> _Directions_
Each line below that holds the word "images" counts once. Say how many such lines there are, and no more.

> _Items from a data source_
━━━━━━━━━━
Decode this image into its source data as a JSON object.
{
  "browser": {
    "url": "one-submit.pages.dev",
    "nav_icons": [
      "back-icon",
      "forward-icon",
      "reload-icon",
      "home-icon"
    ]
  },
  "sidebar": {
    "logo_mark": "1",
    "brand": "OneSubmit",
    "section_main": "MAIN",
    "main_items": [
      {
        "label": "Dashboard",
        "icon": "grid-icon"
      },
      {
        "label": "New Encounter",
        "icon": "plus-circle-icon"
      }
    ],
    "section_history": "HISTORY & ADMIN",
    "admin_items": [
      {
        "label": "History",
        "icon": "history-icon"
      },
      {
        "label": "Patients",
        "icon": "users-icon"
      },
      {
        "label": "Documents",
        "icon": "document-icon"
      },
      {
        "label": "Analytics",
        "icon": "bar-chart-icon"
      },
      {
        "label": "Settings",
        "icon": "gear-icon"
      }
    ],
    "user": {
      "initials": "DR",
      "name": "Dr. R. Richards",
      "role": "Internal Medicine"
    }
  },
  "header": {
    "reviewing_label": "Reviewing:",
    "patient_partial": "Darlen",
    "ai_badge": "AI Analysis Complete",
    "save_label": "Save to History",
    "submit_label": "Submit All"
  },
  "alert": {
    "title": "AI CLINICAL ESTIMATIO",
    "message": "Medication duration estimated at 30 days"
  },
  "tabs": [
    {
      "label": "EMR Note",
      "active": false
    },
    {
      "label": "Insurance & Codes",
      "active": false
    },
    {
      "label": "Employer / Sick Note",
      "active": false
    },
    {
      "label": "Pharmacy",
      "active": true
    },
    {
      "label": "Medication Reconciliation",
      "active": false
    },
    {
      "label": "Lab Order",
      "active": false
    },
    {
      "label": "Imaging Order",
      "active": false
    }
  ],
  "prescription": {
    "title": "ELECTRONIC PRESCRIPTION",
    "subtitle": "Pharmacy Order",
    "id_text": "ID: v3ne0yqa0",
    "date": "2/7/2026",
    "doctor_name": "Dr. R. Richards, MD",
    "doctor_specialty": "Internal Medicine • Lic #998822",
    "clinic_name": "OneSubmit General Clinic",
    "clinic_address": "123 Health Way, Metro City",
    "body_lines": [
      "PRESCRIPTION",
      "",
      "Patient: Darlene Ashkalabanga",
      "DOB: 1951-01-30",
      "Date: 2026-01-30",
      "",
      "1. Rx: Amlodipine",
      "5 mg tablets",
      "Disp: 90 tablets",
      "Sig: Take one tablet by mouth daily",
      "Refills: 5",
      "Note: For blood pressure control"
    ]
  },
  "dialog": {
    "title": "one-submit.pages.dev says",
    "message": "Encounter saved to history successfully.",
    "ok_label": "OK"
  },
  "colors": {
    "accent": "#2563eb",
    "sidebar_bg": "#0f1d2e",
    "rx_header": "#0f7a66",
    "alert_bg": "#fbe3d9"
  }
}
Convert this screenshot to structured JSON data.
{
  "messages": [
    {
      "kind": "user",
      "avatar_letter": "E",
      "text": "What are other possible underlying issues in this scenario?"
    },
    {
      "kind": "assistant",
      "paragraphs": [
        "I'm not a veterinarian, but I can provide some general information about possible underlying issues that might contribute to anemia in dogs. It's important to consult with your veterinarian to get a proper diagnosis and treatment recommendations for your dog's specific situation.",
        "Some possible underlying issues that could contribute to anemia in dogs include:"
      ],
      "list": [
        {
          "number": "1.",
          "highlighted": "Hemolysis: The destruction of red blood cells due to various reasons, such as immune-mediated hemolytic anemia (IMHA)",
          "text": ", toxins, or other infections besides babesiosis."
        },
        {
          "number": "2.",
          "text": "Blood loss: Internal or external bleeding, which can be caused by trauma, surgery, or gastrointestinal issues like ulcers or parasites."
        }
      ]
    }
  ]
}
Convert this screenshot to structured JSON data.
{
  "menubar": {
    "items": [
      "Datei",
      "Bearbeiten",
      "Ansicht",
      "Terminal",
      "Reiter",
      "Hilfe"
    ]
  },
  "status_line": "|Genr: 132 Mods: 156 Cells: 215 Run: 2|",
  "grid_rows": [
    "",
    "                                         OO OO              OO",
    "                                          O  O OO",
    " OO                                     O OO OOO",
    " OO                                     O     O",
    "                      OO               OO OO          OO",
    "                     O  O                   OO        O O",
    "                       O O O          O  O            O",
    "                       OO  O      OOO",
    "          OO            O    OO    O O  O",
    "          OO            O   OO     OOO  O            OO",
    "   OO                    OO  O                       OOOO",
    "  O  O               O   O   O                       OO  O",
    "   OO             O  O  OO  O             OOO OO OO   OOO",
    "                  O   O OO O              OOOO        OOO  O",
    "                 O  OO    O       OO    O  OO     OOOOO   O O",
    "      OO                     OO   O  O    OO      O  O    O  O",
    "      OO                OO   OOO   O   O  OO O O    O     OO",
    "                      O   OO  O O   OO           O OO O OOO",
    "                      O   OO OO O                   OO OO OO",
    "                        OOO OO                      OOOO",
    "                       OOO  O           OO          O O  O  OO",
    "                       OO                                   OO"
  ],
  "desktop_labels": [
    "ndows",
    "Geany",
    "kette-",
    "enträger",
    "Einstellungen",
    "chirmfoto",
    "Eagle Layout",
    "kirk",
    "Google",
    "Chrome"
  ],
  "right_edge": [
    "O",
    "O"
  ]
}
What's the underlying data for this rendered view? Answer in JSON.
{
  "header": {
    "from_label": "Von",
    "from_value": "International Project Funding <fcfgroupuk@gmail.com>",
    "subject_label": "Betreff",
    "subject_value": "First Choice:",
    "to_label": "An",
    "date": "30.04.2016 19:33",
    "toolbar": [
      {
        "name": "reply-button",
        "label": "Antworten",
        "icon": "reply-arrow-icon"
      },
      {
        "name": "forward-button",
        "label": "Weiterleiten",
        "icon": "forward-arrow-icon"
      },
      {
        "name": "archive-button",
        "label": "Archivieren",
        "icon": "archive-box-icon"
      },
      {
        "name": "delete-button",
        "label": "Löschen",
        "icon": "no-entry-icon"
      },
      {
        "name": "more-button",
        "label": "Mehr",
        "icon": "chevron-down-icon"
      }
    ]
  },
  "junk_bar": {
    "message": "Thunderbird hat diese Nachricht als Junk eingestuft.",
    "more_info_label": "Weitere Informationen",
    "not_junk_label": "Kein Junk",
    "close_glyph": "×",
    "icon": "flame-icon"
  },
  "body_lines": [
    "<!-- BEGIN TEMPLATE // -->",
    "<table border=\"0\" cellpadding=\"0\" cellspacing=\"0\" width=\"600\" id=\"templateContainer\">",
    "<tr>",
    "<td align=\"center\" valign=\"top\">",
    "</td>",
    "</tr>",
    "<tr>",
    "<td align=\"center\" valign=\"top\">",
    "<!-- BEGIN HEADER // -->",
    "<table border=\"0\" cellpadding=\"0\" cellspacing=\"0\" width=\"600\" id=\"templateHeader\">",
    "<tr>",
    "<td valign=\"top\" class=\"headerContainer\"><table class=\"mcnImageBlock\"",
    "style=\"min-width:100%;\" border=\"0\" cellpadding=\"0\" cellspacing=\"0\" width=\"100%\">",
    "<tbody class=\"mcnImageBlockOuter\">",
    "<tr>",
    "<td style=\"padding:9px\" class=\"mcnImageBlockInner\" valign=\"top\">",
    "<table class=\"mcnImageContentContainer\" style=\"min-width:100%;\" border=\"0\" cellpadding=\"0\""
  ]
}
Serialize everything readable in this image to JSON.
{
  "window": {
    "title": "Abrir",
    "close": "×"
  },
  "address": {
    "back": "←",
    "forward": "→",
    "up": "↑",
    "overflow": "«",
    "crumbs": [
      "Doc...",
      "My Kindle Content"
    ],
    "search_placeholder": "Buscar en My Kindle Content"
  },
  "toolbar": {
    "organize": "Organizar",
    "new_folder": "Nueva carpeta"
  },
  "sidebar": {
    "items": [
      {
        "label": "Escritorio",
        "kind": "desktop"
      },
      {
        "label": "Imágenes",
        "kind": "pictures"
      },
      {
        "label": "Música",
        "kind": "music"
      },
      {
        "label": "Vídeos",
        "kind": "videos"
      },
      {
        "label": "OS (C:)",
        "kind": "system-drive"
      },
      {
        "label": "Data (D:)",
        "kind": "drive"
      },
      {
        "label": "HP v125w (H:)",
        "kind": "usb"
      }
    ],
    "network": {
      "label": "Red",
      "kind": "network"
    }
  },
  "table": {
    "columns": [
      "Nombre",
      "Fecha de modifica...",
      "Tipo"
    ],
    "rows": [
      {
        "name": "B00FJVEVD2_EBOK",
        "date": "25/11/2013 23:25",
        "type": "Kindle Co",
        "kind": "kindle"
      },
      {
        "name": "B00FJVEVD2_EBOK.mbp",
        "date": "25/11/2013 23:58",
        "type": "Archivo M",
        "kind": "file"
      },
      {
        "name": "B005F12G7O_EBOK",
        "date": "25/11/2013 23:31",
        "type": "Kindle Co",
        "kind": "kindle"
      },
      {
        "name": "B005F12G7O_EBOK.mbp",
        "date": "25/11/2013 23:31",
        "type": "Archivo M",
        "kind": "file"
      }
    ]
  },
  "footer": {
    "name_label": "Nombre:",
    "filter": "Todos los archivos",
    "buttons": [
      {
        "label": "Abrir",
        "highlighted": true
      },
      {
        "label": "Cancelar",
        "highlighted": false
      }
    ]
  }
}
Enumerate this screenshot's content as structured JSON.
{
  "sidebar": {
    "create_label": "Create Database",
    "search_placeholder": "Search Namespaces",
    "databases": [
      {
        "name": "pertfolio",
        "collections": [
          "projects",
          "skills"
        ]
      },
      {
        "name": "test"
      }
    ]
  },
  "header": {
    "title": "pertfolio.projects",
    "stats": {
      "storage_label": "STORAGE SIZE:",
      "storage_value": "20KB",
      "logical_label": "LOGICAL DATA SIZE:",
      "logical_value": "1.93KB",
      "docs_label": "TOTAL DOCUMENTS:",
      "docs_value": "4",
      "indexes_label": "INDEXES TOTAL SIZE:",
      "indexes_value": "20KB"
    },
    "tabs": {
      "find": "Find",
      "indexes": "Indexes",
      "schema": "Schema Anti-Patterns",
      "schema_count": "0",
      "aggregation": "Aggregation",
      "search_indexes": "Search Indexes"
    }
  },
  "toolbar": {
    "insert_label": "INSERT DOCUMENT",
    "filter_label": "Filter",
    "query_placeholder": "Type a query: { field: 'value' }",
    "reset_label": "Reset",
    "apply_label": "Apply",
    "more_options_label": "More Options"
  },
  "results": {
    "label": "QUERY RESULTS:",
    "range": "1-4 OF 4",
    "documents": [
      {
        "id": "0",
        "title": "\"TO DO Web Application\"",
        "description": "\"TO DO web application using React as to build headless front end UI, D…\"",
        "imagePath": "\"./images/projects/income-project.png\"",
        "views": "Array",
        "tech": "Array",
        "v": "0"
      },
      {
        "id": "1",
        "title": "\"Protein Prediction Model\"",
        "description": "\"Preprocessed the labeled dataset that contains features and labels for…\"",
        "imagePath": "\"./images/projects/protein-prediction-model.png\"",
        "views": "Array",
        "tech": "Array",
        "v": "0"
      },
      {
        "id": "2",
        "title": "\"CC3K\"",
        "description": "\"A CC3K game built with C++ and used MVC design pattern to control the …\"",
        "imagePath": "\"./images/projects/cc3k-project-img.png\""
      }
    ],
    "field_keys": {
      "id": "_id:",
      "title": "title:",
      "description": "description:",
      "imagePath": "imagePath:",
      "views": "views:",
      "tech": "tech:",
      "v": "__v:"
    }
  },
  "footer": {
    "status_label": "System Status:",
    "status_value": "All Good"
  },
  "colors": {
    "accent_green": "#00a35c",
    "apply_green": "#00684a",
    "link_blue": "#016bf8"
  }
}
━━━━━━━━━━
> _Answer to this problem_
3